■ WHAT YOU ARE ASKED TO DO ■
Scan the data below for the string "this". Copy every line where it appears.

■ RECORDS PROVIDED ■
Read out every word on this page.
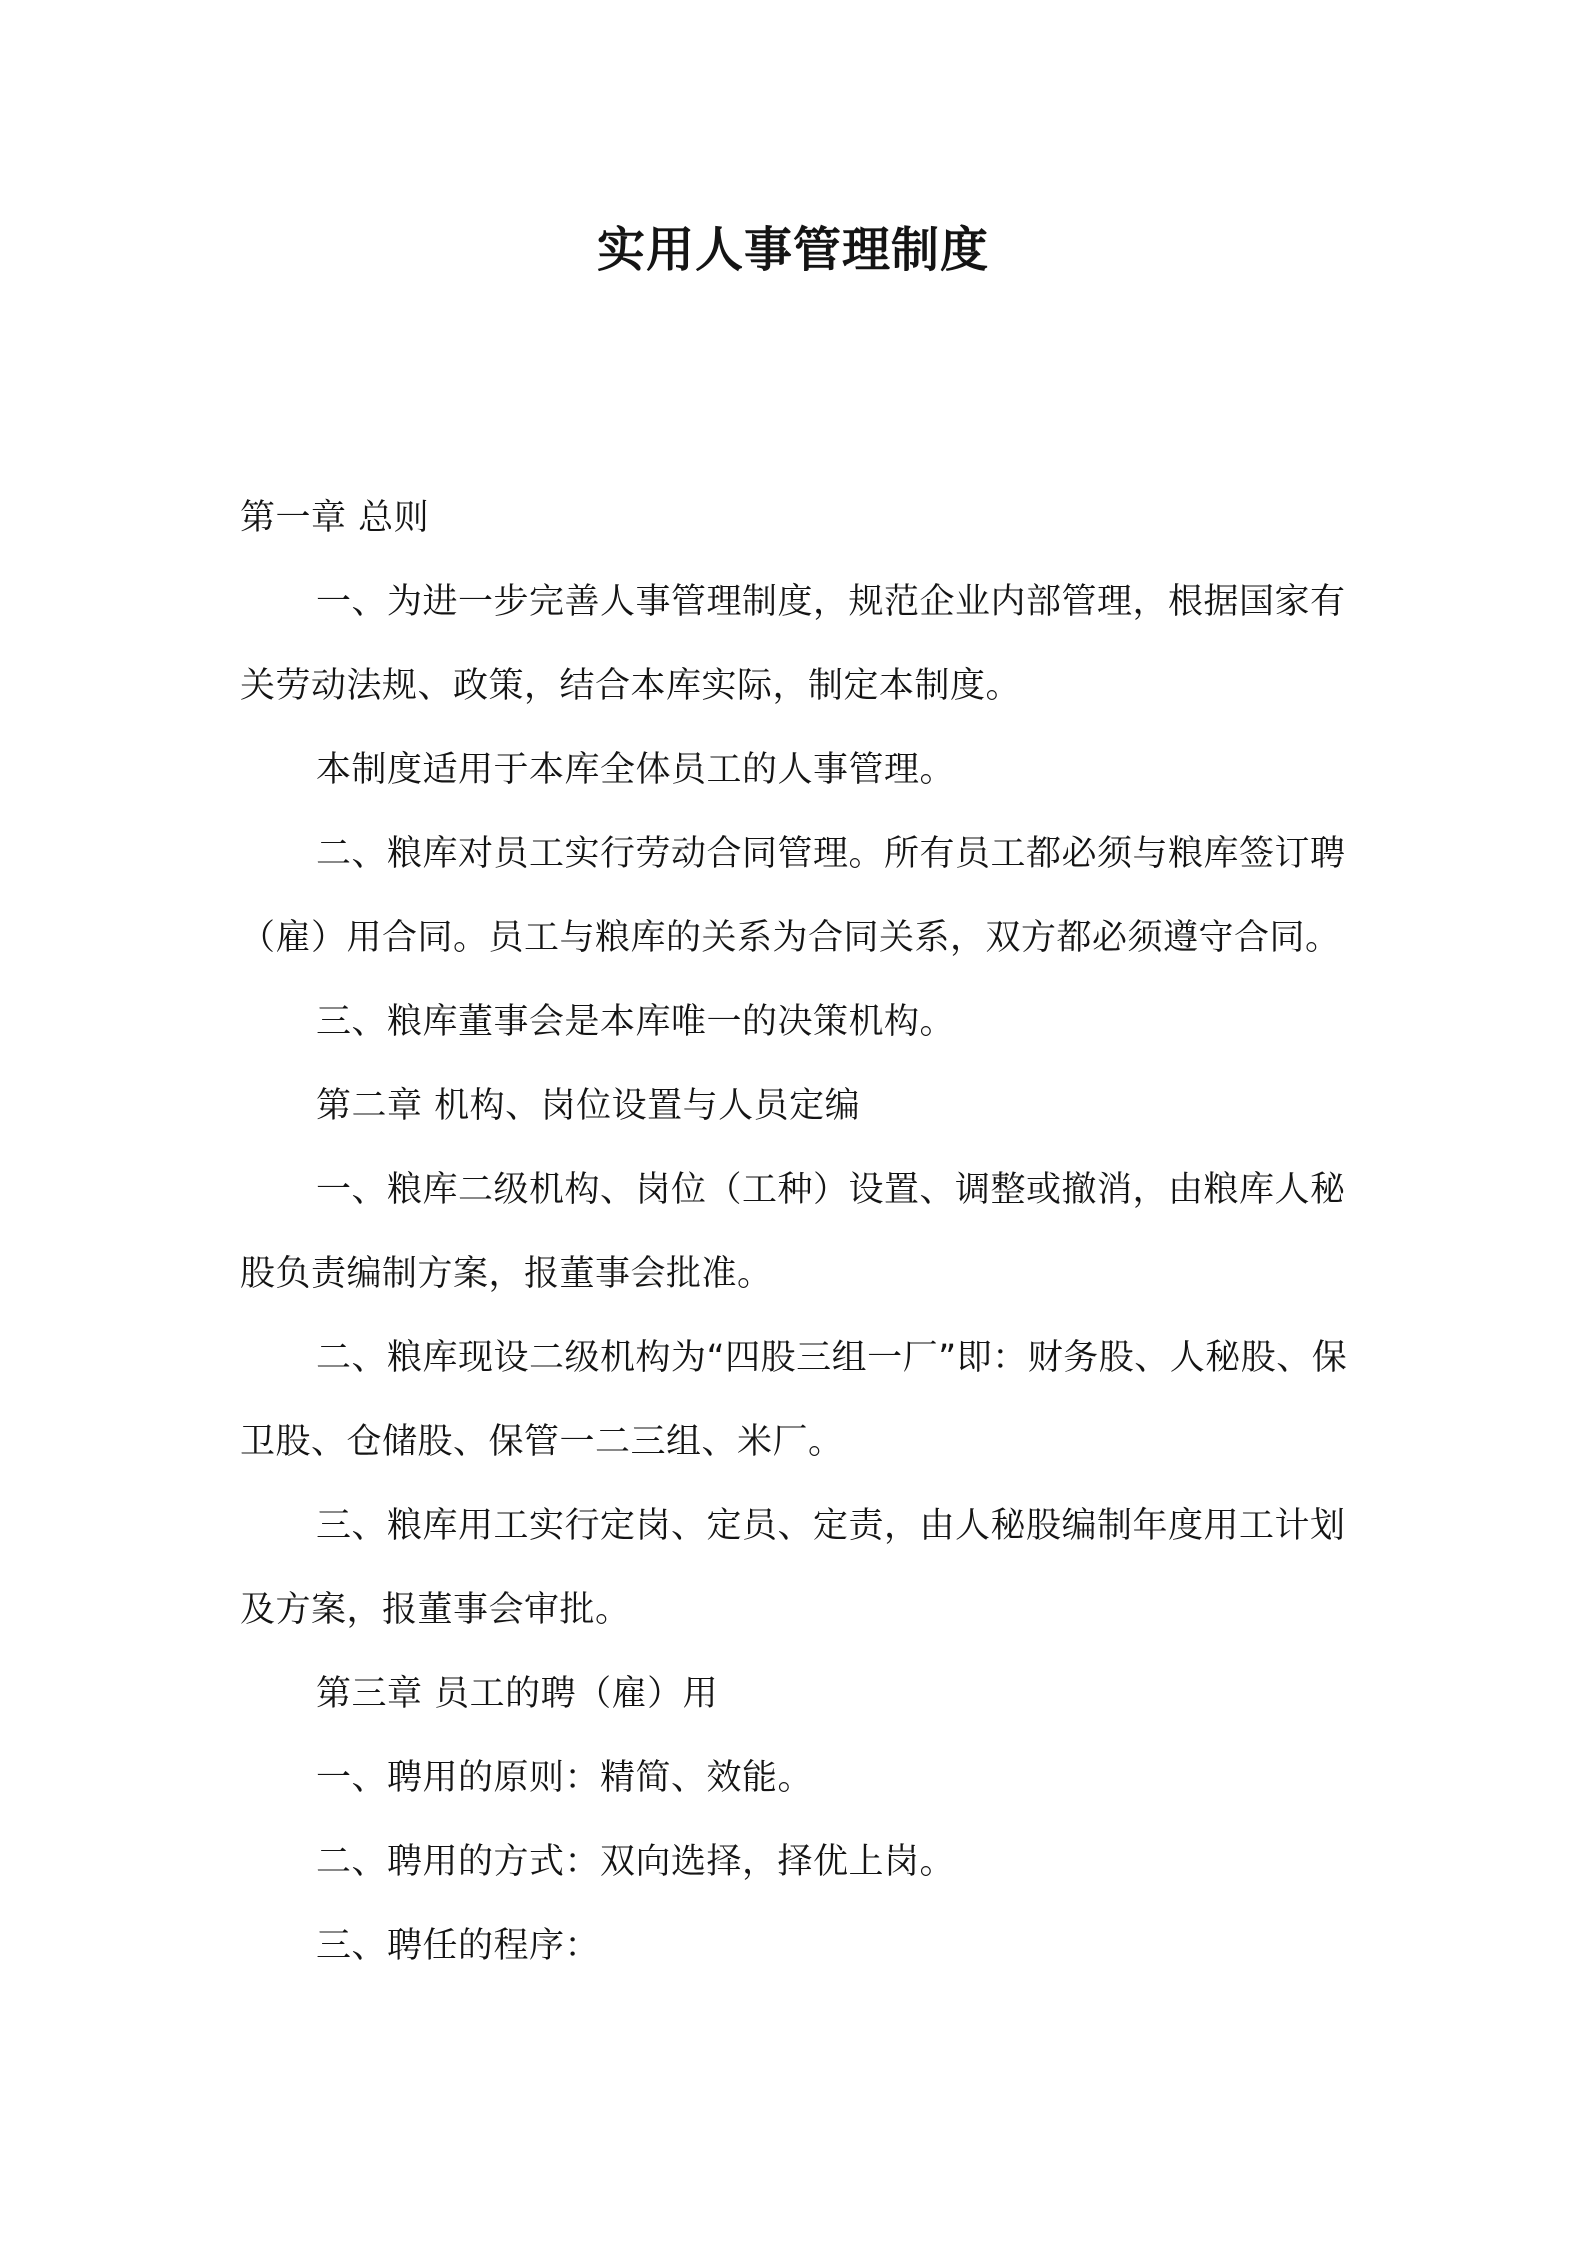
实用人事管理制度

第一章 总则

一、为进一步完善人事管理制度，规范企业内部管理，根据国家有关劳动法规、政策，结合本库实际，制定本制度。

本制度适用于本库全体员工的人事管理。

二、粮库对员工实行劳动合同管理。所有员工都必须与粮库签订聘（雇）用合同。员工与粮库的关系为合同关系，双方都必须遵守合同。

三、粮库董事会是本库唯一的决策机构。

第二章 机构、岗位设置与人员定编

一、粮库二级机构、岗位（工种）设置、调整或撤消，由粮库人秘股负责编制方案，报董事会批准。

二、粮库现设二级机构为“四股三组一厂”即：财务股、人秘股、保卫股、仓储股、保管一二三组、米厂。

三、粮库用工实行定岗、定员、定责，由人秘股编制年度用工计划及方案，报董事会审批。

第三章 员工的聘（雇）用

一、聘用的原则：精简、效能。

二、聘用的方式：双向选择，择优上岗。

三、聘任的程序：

---

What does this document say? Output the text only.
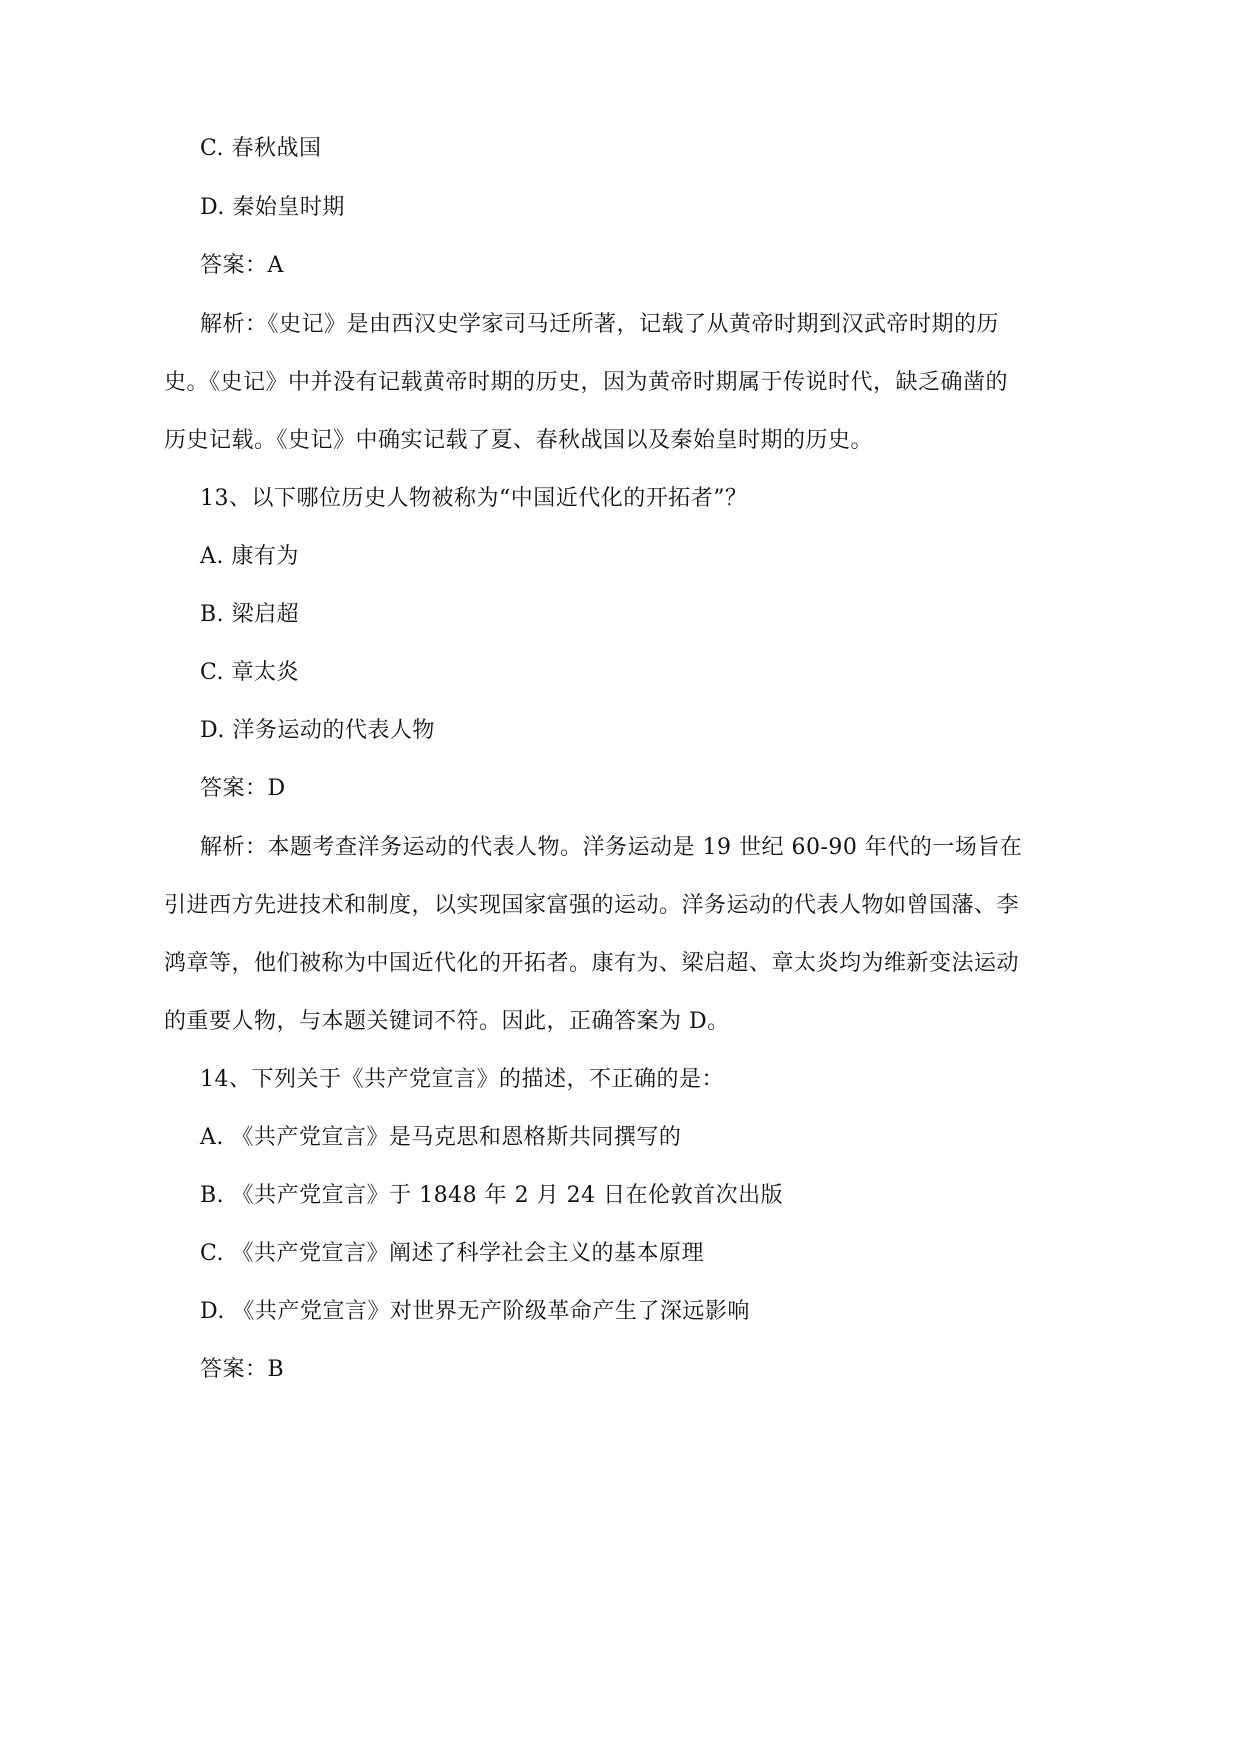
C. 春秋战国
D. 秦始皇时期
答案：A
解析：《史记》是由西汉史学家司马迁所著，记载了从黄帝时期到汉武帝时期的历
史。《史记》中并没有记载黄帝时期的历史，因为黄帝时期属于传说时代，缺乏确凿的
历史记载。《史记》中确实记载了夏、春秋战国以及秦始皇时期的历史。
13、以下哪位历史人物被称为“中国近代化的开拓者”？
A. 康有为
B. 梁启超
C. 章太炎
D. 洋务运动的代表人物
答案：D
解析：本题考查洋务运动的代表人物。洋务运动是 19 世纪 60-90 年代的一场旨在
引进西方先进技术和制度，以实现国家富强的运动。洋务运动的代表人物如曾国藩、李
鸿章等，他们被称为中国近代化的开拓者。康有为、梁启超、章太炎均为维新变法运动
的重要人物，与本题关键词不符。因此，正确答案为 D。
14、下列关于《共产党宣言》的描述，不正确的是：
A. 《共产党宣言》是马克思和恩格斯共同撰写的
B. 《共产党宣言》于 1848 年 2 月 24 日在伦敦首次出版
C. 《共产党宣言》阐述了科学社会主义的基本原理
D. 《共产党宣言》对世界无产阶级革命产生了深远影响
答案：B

■ COMPLETED EXERCISE ■
Read out every word on this page.
What does this document say? Output the text only.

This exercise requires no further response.